+++ SELECTION
This is my tribute to her.

We met only twice in person, once in May of 2000 and again, nine years later, for our book launch, but I first encountered Darcy in an online writing workshop sometime in 1998. We took a few classes together and ended up in the same “study group.” From there, we quickly became friends.

Darcy often told me I was the writer she wished she could be. The thing is, she was the writer—and the human being—I wished I could be.

When I shelved my novel The Geek Girl’s Guide to Cheerleading, Darcy wouldn’t let it go. She loved it too much, thought it too good to let me simply abandon it. So she jumped in—like she did with so many things in her life—started working on it, converting the prose from third person point of view to first.

This might sound easy, but ask any writer: it’s not. There’s tone and style and voice to consider. The way a third-person narrator might phrase things or relate an event is far different from the way a first-person narrator would.

Here’s the note she sent me when she first started working on the novel:

I would like (very much) to play with the first three chapters of your novel. If I’m pleased with what I come up with (a big IF) I would show it to you. After that, we’ll talk. No commitments on either side.

Here’s what I didn’t know: She’d already jumped in and started, so when I said yes, I had those three chapters in my inbox almost instantaneously.

After I got over the shock of reading my story in a completely different voice, I was entranced. Darcy had done something incredibly special. When I nearly fell out of my chair laughing at a line she had added, I knew we were going to sell this novel, and we were going to sell it because of her.

Charity Tahmaseb and Darcy Vance’s debut THE GEEK GIRL’S GUIDE TO CHEERLEADING, the story of a self-confessed debating dork whose practical joke lands her a spot on the varsity cheerleading squad, where she realizes that if there’s one thing worse than blending into the lockers, it’s getting noticed!, to Jennifer Klonsky at Simon Pulse, by Mollie Glick at the Jean V. Naggar Literary Agency.
++++++
+++ DATASET ENTRIES
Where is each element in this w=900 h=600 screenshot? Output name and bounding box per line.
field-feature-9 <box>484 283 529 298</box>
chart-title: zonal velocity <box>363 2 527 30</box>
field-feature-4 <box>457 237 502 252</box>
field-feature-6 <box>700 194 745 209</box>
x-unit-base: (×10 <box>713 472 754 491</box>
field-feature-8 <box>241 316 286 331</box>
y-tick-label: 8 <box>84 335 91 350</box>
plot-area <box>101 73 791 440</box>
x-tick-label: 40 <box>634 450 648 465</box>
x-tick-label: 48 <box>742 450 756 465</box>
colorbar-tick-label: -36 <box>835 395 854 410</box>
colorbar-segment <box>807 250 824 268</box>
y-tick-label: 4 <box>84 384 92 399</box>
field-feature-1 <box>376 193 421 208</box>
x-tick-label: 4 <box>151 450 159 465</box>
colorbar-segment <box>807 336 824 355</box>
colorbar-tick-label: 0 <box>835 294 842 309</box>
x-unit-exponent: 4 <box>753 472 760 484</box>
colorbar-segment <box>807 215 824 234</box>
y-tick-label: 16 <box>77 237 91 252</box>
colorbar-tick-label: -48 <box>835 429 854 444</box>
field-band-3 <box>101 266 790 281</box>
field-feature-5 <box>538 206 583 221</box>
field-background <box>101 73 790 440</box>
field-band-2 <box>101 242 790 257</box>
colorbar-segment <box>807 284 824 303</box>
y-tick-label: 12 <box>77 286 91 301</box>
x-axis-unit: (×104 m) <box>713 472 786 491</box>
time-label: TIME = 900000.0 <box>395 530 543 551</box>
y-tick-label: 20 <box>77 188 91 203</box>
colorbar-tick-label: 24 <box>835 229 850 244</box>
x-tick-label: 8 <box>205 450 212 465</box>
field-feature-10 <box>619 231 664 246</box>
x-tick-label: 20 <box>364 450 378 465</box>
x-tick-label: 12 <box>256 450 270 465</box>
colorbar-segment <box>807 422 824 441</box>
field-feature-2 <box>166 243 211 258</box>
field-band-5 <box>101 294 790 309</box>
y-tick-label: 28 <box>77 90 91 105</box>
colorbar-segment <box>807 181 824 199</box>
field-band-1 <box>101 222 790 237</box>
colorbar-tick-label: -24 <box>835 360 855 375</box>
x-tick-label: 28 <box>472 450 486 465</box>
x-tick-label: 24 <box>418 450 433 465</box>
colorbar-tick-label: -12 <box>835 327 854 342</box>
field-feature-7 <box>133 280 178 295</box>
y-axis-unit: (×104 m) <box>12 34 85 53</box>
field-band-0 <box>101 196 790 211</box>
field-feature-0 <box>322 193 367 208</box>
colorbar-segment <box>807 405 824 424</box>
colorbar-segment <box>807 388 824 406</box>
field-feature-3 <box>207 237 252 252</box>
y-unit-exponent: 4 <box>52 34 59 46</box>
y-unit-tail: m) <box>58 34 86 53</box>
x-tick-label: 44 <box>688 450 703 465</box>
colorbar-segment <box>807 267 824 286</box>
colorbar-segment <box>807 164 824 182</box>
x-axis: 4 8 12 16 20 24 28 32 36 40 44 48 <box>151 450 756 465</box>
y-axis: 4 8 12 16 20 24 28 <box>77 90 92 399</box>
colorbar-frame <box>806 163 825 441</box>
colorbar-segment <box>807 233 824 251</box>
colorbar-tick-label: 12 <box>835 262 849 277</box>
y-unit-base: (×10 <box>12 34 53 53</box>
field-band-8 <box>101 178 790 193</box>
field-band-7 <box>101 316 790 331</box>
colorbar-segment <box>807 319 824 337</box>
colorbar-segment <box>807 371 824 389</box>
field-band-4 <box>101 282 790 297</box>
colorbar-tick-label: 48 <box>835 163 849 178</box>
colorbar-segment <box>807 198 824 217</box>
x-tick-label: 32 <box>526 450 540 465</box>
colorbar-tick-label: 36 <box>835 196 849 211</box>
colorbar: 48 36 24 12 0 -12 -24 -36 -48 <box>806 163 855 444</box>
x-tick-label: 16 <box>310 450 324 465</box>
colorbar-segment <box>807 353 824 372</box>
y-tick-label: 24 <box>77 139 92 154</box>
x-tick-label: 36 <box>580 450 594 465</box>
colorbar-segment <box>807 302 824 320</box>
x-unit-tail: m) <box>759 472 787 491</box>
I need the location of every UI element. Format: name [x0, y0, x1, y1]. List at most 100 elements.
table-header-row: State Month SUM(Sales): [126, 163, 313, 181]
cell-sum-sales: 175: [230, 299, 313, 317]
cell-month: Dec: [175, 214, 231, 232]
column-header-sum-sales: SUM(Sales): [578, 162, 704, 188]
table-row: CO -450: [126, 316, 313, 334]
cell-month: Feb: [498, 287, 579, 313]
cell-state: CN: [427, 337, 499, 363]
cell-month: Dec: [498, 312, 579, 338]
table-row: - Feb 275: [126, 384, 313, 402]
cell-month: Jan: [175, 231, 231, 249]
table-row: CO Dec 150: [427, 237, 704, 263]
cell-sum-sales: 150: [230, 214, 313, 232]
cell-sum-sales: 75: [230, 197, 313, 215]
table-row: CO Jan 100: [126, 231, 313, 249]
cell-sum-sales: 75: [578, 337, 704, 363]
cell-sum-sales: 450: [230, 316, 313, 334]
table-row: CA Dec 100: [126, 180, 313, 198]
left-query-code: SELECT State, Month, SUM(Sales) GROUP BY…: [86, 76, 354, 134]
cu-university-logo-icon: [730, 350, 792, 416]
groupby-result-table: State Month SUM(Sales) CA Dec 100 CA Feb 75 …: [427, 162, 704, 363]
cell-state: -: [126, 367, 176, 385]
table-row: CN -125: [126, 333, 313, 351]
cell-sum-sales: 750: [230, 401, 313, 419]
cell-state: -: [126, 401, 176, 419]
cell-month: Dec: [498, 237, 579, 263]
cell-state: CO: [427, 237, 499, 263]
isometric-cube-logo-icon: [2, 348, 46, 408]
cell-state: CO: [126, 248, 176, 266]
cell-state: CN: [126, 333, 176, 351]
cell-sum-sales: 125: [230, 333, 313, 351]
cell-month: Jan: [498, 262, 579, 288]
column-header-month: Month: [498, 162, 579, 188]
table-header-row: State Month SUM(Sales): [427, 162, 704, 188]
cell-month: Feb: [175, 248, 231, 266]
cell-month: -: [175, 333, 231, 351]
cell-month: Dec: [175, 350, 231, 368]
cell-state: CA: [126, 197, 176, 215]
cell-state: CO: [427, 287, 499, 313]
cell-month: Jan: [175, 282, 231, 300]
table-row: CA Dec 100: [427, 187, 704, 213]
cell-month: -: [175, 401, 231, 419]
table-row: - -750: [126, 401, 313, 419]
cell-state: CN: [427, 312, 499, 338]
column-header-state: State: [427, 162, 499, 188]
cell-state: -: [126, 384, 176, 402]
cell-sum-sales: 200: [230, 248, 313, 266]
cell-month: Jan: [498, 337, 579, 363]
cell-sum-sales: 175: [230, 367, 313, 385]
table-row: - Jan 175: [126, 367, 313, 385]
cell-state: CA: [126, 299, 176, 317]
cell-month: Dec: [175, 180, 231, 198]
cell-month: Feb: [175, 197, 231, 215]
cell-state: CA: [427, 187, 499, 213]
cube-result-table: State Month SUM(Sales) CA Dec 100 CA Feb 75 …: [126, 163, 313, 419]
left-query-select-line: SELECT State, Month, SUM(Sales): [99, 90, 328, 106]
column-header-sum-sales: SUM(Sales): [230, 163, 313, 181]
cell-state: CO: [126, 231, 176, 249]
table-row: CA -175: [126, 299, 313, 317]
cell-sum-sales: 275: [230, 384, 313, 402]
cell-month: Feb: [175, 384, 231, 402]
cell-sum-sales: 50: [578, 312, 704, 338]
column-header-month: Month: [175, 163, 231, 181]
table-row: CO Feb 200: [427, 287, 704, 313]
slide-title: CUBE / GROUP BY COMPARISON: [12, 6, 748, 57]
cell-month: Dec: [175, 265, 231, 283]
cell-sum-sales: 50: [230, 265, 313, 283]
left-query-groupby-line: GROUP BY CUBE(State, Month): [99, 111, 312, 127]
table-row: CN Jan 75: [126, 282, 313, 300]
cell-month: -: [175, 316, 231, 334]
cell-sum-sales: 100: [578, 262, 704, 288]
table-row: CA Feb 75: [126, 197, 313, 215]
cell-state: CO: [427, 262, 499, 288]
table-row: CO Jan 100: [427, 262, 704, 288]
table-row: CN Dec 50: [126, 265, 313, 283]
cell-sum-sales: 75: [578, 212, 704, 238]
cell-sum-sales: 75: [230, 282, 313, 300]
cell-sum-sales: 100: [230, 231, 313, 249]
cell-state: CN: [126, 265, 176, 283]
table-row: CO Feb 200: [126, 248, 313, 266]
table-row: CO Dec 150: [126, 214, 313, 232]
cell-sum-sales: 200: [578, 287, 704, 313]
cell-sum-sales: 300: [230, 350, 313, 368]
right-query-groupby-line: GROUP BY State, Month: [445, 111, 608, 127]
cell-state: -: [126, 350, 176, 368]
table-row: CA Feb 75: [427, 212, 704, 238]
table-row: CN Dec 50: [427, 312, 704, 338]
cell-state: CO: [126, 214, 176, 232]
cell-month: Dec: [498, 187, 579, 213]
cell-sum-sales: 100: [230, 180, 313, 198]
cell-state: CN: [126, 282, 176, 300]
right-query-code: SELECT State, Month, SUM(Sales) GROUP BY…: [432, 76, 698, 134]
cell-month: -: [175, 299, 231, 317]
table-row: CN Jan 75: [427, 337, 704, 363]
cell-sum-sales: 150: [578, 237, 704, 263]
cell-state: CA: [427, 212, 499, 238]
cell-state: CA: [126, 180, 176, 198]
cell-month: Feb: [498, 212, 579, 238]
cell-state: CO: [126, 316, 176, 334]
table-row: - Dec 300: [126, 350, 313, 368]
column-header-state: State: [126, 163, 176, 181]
++++++
WHAT YOU ARE ASKED TO DO ::
In the tribute, what does the writer say there is to consider when converting prose from third-person to first-person point of view?

TASK ANSWER ::
Tone, style and voice.